**Exercise**.
Rewrite every entry below as a numbered list, one line per item, with blank lines omitted.

**The input**.
—————
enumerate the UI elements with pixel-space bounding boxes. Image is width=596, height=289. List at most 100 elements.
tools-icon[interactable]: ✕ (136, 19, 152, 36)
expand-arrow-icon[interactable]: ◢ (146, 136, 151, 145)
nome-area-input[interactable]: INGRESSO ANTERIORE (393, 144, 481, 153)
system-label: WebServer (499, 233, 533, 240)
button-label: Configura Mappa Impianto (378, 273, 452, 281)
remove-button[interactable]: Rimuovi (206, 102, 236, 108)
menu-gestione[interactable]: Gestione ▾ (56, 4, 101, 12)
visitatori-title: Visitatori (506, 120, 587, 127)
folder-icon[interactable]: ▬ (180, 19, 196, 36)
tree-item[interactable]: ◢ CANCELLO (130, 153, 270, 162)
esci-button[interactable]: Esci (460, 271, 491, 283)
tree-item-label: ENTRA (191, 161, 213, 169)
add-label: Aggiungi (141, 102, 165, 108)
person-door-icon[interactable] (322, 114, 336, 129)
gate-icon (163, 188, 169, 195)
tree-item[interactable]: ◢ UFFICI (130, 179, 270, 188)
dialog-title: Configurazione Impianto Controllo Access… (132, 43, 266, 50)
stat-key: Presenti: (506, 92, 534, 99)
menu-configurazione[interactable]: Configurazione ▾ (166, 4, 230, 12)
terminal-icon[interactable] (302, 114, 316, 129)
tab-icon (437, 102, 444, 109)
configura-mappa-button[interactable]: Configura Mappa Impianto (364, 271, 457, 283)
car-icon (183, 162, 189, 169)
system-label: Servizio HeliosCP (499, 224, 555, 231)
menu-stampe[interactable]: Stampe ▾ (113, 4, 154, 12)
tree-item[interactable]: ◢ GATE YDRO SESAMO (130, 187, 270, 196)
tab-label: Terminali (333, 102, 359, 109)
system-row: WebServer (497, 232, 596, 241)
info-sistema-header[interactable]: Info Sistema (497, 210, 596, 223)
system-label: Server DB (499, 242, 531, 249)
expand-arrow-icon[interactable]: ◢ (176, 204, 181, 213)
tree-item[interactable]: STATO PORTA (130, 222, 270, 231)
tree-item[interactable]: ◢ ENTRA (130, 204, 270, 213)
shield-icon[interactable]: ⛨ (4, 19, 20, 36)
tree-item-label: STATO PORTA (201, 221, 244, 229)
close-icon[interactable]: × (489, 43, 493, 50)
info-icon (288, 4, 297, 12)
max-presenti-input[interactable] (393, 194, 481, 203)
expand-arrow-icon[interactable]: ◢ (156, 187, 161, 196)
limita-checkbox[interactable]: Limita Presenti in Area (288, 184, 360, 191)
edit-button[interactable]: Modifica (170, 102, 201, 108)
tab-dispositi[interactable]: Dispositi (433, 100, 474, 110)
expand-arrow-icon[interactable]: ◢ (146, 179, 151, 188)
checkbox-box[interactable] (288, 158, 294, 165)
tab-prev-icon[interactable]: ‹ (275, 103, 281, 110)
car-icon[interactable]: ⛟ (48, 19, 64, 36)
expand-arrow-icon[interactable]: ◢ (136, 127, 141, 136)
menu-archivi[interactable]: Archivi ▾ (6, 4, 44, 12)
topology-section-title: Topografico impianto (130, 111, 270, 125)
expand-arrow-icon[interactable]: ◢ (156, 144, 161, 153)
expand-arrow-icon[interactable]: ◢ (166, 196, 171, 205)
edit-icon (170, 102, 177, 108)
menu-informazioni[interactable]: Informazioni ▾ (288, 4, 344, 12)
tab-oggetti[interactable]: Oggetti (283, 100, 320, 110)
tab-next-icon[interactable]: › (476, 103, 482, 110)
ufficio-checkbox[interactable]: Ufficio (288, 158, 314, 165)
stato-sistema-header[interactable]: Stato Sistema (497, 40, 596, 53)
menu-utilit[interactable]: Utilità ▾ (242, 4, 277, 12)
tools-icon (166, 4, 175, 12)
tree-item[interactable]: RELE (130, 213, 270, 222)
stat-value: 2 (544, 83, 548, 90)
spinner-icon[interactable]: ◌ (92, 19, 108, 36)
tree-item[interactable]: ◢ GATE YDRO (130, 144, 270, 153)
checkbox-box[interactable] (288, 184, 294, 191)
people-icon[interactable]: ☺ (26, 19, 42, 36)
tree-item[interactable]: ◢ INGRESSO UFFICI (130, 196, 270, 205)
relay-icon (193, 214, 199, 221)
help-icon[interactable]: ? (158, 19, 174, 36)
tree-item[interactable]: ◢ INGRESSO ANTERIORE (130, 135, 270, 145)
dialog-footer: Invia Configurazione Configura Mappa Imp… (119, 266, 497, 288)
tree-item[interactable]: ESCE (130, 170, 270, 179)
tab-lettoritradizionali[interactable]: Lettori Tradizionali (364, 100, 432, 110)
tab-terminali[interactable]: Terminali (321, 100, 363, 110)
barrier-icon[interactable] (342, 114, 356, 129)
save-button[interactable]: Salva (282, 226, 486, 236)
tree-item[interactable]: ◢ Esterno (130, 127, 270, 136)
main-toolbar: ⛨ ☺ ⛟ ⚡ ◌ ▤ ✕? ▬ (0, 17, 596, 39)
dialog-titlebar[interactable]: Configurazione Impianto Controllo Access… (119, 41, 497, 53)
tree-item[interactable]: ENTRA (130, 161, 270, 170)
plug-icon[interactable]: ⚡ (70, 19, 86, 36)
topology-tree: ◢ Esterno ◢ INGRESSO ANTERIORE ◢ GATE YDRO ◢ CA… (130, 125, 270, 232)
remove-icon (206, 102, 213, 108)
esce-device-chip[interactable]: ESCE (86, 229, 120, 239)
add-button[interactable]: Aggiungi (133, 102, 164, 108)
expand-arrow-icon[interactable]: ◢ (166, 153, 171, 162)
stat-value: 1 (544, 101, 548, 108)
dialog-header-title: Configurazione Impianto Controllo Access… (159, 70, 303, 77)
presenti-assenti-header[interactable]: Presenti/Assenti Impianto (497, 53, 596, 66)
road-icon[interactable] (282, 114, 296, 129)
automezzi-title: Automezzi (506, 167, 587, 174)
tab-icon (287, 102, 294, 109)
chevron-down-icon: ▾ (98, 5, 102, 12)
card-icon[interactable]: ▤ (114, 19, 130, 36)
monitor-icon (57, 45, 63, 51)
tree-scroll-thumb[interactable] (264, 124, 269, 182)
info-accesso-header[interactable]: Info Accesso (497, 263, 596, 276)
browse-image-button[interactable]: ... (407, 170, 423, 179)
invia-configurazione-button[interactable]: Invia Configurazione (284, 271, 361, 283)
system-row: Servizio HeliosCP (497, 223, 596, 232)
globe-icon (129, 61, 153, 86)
—————
**Solution for this exercise**.
1. enumerate the UI elements with pixel-space bounding boxes. Image is width=596, height=289. List at most 100 elements.
2. tools-icon[interactable]: ✕ (136, 19, 152, 36)
3. expand-arrow-icon[interactable]: ◢ (146, 136, 151, 145)
4. nome-area-input[interactable]: INGRESSO ANTERIORE (393, 144, 481, 153)
5. system-label: WebServer (499, 233, 533, 240)
6. button-label: Configura Mappa Impianto (378, 273, 452, 281)
7. remove-button[interactable]: Rimuovi (206, 102, 236, 108)
8. menu-gestione[interactable]: Gestione ▾ (56, 4, 101, 12)
9. visitatori-title: Visitatori (506, 120, 587, 127)
10. folder-icon[interactable]: ▬ (180, 19, 196, 36)
11. tree-item[interactable]: ◢ CANCELLO (130, 153, 270, 162)
12. esci-button[interactable]: Esci (460, 271, 491, 283)
13. tree-item-label: ENTRA (191, 161, 213, 169)
14. add-label: Aggiungi (141, 102, 165, 108)
15. person-door-icon[interactable] (322, 114, 336, 129)
16. gate-icon (163, 188, 169, 195)
17. tree-item[interactable]: ◢ UFFICI (130, 179, 270, 188)
18. dialog-title: Configurazione Impianto Controllo Access… (132, 43, 266, 50)
19. stat-key: Presenti: (506, 92, 534, 99)
20. menu-configurazione[interactable]: Configurazione ▾ (166, 4, 230, 12)
21. terminal-icon[interactable] (302, 114, 316, 129)
22. tab-icon (437, 102, 444, 109)
23. configura-mappa-button[interactable]: Configura Mappa Impianto (364, 271, 457, 283)
24. car-icon (183, 162, 189, 169)
25. system-label: Servizio HeliosCP (499, 224, 555, 231)
26. menu-stampe[interactable]: Stampe ▾ (113, 4, 154, 12)
27. tree-item[interactable]: ◢ GATE YDRO SESAMO (130, 187, 270, 196)
28. tab-label: Terminali (333, 102, 359, 109)
29. system-row: WebServer (497, 232, 596, 241)
30. info-sistema-header[interactable]: Info Sistema (497, 210, 596, 223)
31. system-label: Server DB (499, 242, 531, 249)
32. expand-arrow-icon[interactable]: ◢ (176, 204, 181, 213)
33. tree-item[interactable]: STATO PORTA (130, 222, 270, 231)
34. tree-item[interactable]: ◢ ENTRA (130, 204, 270, 213)
35. shield-icon[interactable]: ⛨ (4, 19, 20, 36)
36. tree-item-label: STATO PORTA (201, 221, 244, 229)
37. close-icon[interactable]: × (489, 43, 493, 50)
38. info-icon (288, 4, 297, 12)
39. max-presenti-input[interactable] (393, 194, 481, 203)
40. expand-arrow-icon[interactable]: ◢ (156, 187, 161, 196)
41. limita-checkbox[interactable]: Limita Presenti in Area (288, 184, 360, 191)
42. edit-button[interactable]: Modifica (170, 102, 201, 108)
43. tab-dispositi[interactable]: Dispositi (433, 100, 474, 110)
44. expand-arrow-icon[interactable]: ◢ (146, 179, 151, 188)
45. checkbox-box[interactable] (288, 158, 294, 165)
46. tab-prev-icon[interactable]: ‹ (275, 103, 281, 110)
47. car-icon[interactable]: ⛟ (48, 19, 64, 36)
48. expand-arrow-icon[interactable]: ◢ (136, 127, 141, 136)
49. menu-archivi[interactable]: Archivi ▾ (6, 4, 44, 12)
50. topology-section-title: Topografico impianto (130, 111, 270, 125)
51. expand-arrow-icon[interactable]: ◢ (156, 144, 161, 153)
52. expand-arrow-icon[interactable]: ◢ (166, 196, 171, 205)
53. edit-icon (170, 102, 177, 108)
54. menu-informazioni[interactable]: Informazioni ▾ (288, 4, 344, 12)
55. tab-oggetti[interactable]: Oggetti (283, 100, 320, 110)
56. tab-next-icon[interactable]: › (476, 103, 482, 110)
57. ufficio-checkbox[interactable]: Ufficio (288, 158, 314, 165)
58. stato-sistema-header[interactable]: Stato Sistema (497, 40, 596, 53)
59. menu-utilit[interactable]: Utilità ▾ (242, 4, 277, 12)
60. tools-icon (166, 4, 175, 12)
61. tree-item[interactable]: RELE (130, 213, 270, 222)
62. stat-value: 2 (544, 83, 548, 90)
63. spinner-icon[interactable]: ◌ (92, 19, 108, 36)
64. tree-item[interactable]: ◢ GATE YDRO (130, 144, 270, 153)
65. checkbox-box[interactable] (288, 184, 294, 191)
66. people-icon[interactable]: ☺ (26, 19, 42, 36)
67. tree-item[interactable]: ◢ INGRESSO UFFICI (130, 196, 270, 205)
68. relay-icon (193, 214, 199, 221)
69. help-icon[interactable]: ? (158, 19, 174, 36)
70. tree-item[interactable]: ◢ INGRESSO ANTERIORE (130, 135, 270, 145)
71. dialog-footer: Invia Configurazione Configura Mappa Imp… (119, 266, 497, 288)
72. tree-item[interactable]: ESCE (130, 170, 270, 179)
73. tab-lettoritradizionali[interactable]: Lettori Tradizionali (364, 100, 432, 110)
74. tab-terminali[interactable]: Terminali (321, 100, 363, 110)
75. barrier-icon[interactable] (342, 114, 356, 129)
76. save-button[interactable]: Salva (282, 226, 486, 236)
77. tree-item[interactable]: ◢ Esterno (130, 127, 270, 136)
78. main-toolbar: ⛨ ☺ ⛟ ⚡ ◌ ▤ ✕? ▬ (0, 17, 596, 39)
79. dialog-titlebar[interactable]: Configurazione Impianto Controllo Access… (119, 41, 497, 53)
80. tree-item[interactable]: ENTRA (130, 161, 270, 170)
81. plug-icon[interactable]: ⚡ (70, 19, 86, 36)
82. topology-tree: ◢ Esterno ◢ INGRESSO ANTERIORE ◢ GATE YDRO ◢ CA… (130, 125, 270, 232)
83. remove-icon (206, 102, 213, 108)
84. esce-device-chip[interactable]: ESCE (86, 229, 120, 239)
85. add-button[interactable]: Aggiungi (133, 102, 164, 108)
86. expand-arrow-icon[interactable]: ◢ (166, 153, 171, 162)
87. stat-value: 1 (544, 101, 548, 108)
88. dialog-header-title: Configurazione Impianto Controllo Access… (159, 70, 303, 77)
89. presenti-assenti-header[interactable]: Presenti/Assenti Impianto (497, 53, 596, 66)
90. road-icon[interactable] (282, 114, 296, 129)
91. automezzi-title: Automezzi (506, 167, 587, 174)
92. tab-icon (287, 102, 294, 109)
93. chevron-down-icon: ▾ (98, 5, 102, 12)
94. card-icon[interactable]: ▤ (114, 19, 130, 36)
95. monitor-icon (57, 45, 63, 51)
96. tree-scroll-thumb[interactable] (264, 124, 269, 182)
97. info-accesso-header[interactable]: Info Accesso (497, 263, 596, 276)
98. browse-image-button[interactable]: ... (407, 170, 423, 179)
99. invia-configurazione-button[interactable]: Invia Configurazione (284, 271, 361, 283)
100. system-row: Servizio HeliosCP (497, 223, 596, 232)
101. globe-icon (129, 61, 153, 86)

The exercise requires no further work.